* **YOUR GOAL**
Rewrite the stretch of the material from the line containing "Patent image size: (981, 1369)." through the line containing "The cup 19 is at (522, 470).", replacing "dashpot" with "shock absorber" and leaving everything else unchanged.

* **WORKING DATA**
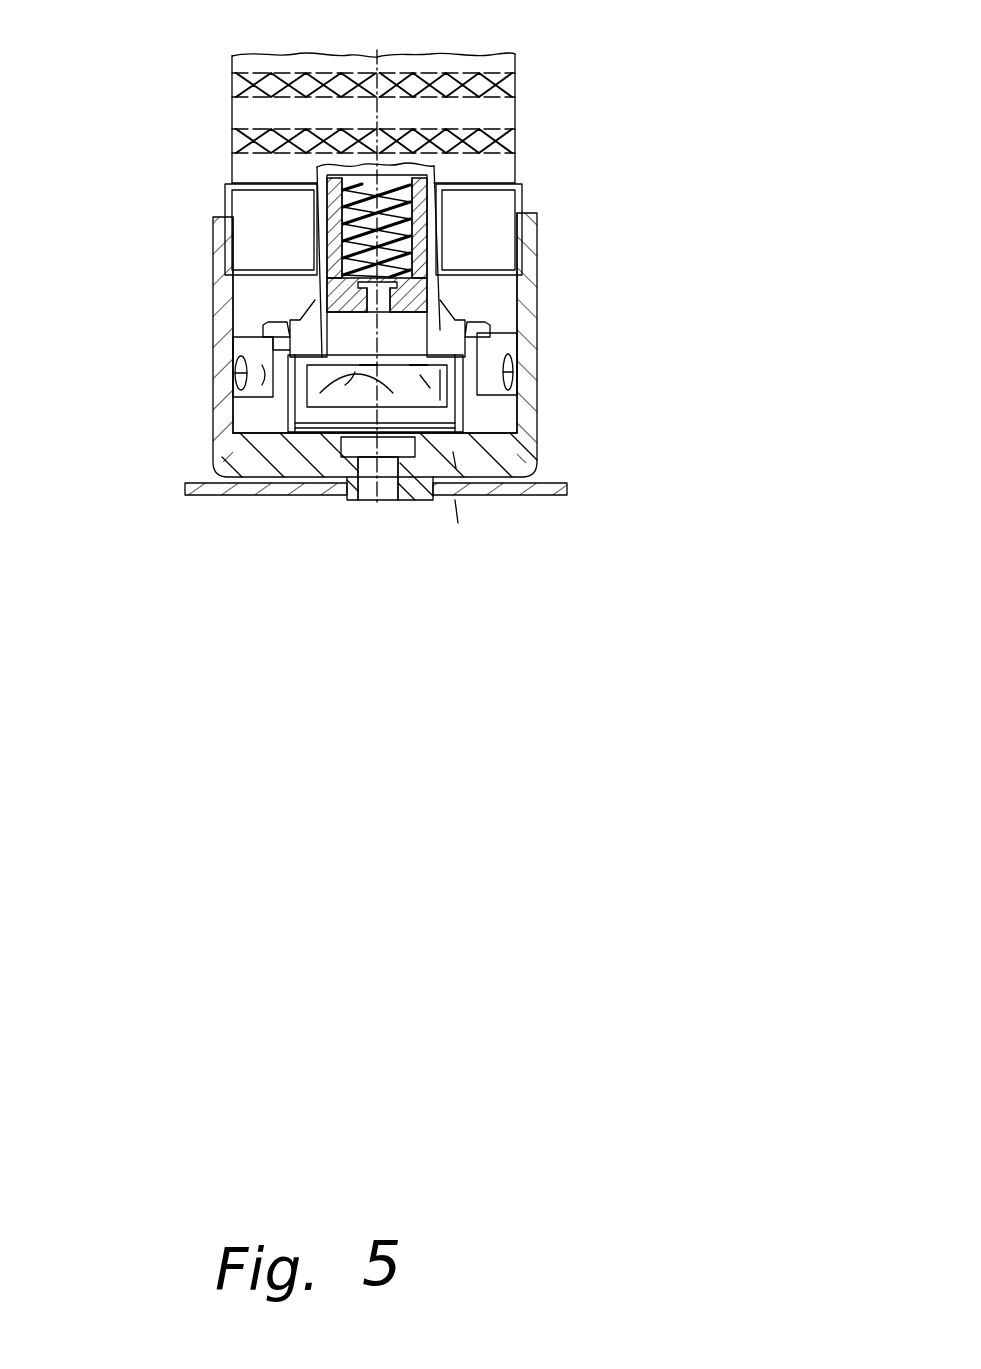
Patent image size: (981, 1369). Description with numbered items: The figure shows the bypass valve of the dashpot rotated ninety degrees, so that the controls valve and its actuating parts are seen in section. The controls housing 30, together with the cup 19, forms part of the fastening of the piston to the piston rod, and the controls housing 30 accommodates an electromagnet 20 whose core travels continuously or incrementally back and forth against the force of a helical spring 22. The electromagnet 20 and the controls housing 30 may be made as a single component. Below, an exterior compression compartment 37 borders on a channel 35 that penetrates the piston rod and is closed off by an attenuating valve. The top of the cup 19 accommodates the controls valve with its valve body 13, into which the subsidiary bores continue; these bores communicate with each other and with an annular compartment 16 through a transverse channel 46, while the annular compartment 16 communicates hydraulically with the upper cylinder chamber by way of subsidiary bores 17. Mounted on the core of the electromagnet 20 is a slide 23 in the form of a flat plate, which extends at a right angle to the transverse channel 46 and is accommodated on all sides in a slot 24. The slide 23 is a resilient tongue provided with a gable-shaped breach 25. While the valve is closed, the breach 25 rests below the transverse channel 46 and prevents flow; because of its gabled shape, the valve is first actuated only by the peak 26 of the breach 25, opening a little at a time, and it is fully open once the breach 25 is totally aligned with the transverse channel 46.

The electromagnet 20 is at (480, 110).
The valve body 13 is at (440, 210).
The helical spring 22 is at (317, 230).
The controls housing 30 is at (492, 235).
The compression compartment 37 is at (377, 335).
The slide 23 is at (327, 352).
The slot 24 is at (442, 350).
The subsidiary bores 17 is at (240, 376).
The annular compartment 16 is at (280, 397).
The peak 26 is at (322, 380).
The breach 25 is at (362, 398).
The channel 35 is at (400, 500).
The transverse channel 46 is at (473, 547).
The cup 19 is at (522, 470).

==

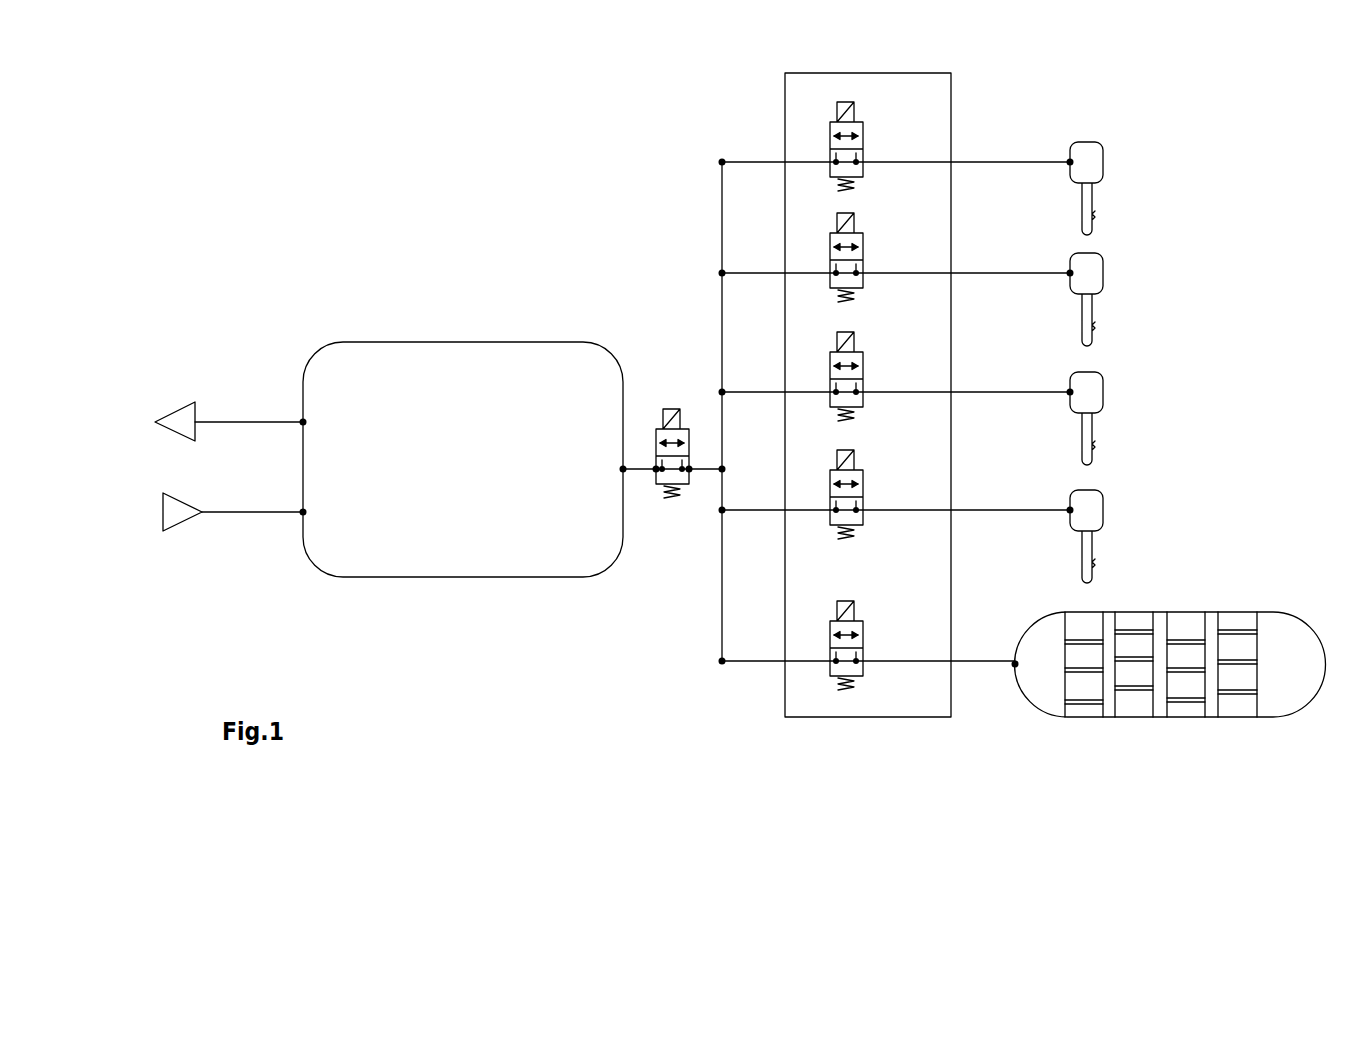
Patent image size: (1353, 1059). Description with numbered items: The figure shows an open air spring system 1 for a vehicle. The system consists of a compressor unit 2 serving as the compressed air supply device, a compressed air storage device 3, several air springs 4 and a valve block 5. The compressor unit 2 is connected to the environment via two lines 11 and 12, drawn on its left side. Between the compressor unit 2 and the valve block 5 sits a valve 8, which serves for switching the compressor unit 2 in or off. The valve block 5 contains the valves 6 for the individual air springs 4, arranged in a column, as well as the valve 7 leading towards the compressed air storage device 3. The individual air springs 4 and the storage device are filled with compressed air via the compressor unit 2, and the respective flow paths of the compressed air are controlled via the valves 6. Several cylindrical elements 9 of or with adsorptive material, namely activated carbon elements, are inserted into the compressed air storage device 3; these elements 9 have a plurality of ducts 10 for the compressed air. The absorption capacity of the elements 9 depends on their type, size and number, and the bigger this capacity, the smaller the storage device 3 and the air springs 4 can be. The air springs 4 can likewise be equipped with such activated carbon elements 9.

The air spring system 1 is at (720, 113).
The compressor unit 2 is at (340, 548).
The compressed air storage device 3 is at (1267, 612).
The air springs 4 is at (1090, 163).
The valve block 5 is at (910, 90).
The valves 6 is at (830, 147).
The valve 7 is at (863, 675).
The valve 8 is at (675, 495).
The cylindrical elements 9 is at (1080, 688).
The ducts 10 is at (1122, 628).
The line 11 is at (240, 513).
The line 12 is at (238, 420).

* **EXPECTED ANSWER**
Patent image size: (981, 1369). Description with numbered items: The figure shows the bypass valve of the shock absorber rotated ninety degrees, so that the controls valve and its actuating parts are seen in section. The controls housing 30, together with the cup 19, forms part of the fastening of the piston to the piston rod, and the controls housing 30 accommodates an electromagnet 20 whose core travels continuously or incrementally back and forth against the force of a helical spring 22. The electromagnet 20 and the controls housing 30 may be made as a single component. Below, an exterior compression compartment 37 borders on a channel 35 that penetrates the piston rod and is closed off by an attenuating valve. The top of the cup 19 accommodates the controls valve with its valve body 13, into which the subsidiary bores continue; these bores communicate with each other and with an annular compartment 16 through a transverse channel 46, while the annular compartment 16 communicates hydraulically with the upper cylinder chamber by way of subsidiary bores 17. Mounted on the core of the electromagnet 20 is a slide 23 in the form of a flat plate, which extends at a right angle to the transverse channel 46 and is accommodated on all sides in a slot 24. The slide 23 is a resilient tongue provided with a gable-shaped breach 25. While the valve is closed, the breach 25 rests below the transverse channel 46 and prevents flow; because of its gabled shape, the valve is first actuated only by the peak 26 of the breach 25, opening a little at a time, and it is fully open once the breach 25 is totally aligned with the transverse channel 46.

The electromagnet 20 is at (480, 110).
The valve body 13 is at (440, 210).
The helical spring 22 is at (317, 230).
The controls housing 30 is at (492, 235).
The compression compartment 37 is at (377, 335).
The slide 23 is at (327, 352).
The slot 24 is at (442, 350).
The subsidiary bores 17 is at (240, 376).
The annular compartment 16 is at (280, 397).
The peak 26 is at (322, 380).
The breach 25 is at (362, 398).
The channel 35 is at (400, 500).
The transverse channel 46 is at (473, 547).
The cup 19 is at (522, 470).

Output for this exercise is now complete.